## Begin Page extract

Let's take Britain, the other 'low mobility' society mentioned. Growing up, all people have healthcare for free (and from my experience of the NHS, just as good a quality as any HMO here in the US if not better) - there are problems but nothing like getting billed (and dealing with billing errors) while you're sick. The education system, again while being far from perfect, is better on average from what I can see at the K-12 level, and while comparable at the university level a student doesn't rack up six figure debts just to get a degree (despite the recent fees introduction).
So for me, the UK state provided 26 years of good quality, free healthcare, and 21 years of top quality education to Ph.D. again for free. How much would that cost in the USA? How many people working as waitresses or cleaners can support their kids through that?
I've had British friends go through long term illnesses that would have destroyed a family financially in the US (even with insurance) and they come out the other side with no bill, and are now 'productive members of society'.
And one thing I'll tell you is that despite this being paid for by taxes, I paid less taxes in the UK than I do here in CA once it's all added up - at least in the UK I got something for it.
Have you read 'Nickeled and Dimed?' - a journalist spends a year doing various menial jobs and just can't catch a break. The system is rigged so you can't get out.
The USA is still a great place of opportunity IF you can afford the cost of entry to the club - but fewer and fewer people can.
Despite my career in the US going well, I'm already making plans to return to the UK in the next couple of years (as are many immigrants I know from 1st world countries who arrived after the mid 90s). This is not a country where the system works for those trying to raise a family or be in the traditional 'middle class'.
I'll go back to the slightly lower wages of the UK but higher quality of life. And perhaps I can then pay back something more to that society for what it gave me.

## End Page extract
## Begin Dataset content

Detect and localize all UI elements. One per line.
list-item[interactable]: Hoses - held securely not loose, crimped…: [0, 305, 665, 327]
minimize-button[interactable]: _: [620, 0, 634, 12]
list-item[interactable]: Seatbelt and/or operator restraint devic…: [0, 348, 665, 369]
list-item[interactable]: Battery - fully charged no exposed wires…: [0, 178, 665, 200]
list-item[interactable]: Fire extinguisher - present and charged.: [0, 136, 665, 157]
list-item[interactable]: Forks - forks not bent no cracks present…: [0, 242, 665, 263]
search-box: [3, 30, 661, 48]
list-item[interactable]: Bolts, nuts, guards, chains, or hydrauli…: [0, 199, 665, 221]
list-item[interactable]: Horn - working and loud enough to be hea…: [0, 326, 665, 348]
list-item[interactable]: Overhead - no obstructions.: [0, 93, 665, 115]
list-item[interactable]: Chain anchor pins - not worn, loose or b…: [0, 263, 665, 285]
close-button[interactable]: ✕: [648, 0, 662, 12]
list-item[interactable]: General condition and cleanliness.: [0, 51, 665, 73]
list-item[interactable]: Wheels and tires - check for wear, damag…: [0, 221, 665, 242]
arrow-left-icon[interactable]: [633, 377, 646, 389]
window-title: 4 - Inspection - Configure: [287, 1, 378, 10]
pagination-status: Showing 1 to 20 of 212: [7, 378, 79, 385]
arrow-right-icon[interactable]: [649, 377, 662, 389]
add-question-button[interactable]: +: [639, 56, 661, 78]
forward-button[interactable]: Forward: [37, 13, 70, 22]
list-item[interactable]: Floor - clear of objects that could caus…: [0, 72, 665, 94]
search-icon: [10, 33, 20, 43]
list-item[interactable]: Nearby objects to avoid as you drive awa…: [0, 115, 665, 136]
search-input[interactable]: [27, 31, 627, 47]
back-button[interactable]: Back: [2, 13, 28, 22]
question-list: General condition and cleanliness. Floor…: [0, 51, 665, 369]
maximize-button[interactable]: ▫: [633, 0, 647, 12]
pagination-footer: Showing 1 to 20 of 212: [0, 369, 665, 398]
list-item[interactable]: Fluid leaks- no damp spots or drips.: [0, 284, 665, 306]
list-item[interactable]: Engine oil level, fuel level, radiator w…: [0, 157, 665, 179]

## End Dataset content
## Begin Dataset content

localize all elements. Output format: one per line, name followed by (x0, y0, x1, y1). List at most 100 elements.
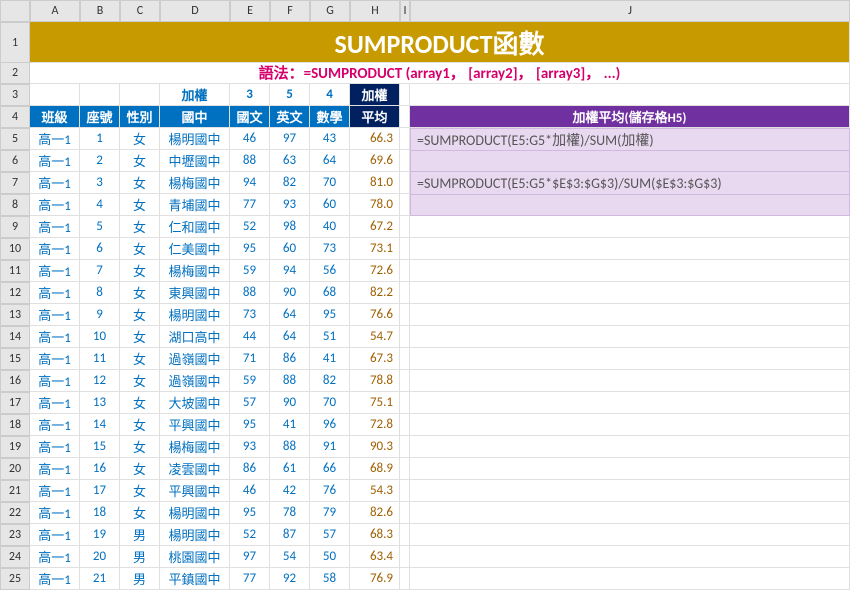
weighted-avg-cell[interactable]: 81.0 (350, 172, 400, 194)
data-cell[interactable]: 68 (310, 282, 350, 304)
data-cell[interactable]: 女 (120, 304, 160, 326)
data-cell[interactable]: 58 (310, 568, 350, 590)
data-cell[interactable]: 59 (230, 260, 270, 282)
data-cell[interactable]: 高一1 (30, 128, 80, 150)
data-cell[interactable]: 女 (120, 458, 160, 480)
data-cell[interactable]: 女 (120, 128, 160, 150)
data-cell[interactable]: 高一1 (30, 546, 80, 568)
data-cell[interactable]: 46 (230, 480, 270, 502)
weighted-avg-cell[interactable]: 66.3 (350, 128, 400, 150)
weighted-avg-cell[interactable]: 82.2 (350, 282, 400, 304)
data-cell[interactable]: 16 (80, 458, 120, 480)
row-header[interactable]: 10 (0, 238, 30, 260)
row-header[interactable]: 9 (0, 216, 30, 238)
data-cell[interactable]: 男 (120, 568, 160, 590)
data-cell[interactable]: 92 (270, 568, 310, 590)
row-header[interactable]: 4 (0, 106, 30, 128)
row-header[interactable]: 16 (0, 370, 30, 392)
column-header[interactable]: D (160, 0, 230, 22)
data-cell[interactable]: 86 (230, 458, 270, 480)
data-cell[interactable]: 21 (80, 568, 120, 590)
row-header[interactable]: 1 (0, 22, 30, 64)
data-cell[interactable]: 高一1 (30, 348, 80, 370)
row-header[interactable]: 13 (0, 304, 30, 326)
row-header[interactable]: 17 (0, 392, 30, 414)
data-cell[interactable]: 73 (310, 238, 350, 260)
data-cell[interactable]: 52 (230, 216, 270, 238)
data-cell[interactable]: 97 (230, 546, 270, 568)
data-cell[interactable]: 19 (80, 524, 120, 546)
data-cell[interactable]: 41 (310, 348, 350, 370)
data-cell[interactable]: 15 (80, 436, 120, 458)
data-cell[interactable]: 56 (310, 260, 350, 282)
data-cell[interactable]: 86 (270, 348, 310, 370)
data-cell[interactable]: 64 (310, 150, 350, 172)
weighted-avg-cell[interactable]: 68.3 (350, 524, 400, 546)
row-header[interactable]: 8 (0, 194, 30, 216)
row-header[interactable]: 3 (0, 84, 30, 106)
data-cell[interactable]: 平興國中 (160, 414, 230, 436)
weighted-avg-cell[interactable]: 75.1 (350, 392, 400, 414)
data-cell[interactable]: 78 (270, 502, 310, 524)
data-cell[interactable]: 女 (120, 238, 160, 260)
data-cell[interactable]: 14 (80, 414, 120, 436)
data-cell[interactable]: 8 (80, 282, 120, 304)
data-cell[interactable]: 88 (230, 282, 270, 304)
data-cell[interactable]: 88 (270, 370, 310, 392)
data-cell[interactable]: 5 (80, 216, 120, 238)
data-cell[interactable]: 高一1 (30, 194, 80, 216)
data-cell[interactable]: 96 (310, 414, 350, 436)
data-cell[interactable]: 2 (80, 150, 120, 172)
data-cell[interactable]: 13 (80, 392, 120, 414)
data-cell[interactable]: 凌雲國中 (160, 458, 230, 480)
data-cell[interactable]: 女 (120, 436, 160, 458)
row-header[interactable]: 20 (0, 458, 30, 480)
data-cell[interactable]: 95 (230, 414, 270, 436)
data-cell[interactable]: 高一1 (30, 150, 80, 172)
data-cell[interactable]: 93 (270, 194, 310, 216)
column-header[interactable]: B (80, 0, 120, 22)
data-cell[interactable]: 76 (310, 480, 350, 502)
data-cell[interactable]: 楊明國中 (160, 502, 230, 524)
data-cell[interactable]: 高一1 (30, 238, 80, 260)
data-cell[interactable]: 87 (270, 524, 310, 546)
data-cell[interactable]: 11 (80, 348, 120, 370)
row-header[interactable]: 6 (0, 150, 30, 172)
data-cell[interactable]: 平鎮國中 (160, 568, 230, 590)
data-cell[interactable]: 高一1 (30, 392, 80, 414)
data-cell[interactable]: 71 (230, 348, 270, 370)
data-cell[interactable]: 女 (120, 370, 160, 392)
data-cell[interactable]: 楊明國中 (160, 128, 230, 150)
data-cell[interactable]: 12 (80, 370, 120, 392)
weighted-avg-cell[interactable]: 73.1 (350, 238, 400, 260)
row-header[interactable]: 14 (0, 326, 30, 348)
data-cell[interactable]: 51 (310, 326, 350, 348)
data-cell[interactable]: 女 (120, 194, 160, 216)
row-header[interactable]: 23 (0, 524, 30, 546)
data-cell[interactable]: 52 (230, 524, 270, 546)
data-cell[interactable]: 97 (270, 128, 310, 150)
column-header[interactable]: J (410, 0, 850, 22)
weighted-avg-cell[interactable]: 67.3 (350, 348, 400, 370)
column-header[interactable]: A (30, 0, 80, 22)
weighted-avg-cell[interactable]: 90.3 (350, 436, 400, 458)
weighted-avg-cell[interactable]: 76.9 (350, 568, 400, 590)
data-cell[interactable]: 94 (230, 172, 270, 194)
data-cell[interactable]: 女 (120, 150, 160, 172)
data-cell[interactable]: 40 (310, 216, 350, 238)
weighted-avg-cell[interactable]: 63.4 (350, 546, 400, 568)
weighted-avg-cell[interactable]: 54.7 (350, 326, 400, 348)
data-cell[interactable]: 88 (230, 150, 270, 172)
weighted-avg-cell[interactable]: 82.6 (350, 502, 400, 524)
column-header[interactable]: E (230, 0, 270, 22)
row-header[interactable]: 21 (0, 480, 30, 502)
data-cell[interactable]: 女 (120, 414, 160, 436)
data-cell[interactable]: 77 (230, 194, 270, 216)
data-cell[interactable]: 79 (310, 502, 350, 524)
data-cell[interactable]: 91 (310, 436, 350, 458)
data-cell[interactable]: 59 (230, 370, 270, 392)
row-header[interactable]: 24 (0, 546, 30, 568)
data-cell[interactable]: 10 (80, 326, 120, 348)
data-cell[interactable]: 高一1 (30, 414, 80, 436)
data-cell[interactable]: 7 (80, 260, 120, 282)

## End Dataset content

In the comment comparing life in the UK and the US, change "Britain" to "the United Kingdom" and write out the passage between "Let's take Britain, the" and "recent fees introduction).", inclusive.

Let's take the United Kingdom, the other 'low mobility' society mentioned. Growing up, all people have healthcare for free (and from my experience of the NHS, just as good a quality as any HMO here in the US if not better) - there are problems but nothing like getting billed (and dealing with billing errors) while you're sick. The education system, again while being far from perfect, is better on average from what I can see at the K-12 level, and while comparable at the university level a student doesn't rack up six figure debts just to get a degree (despite the recent fees introduction).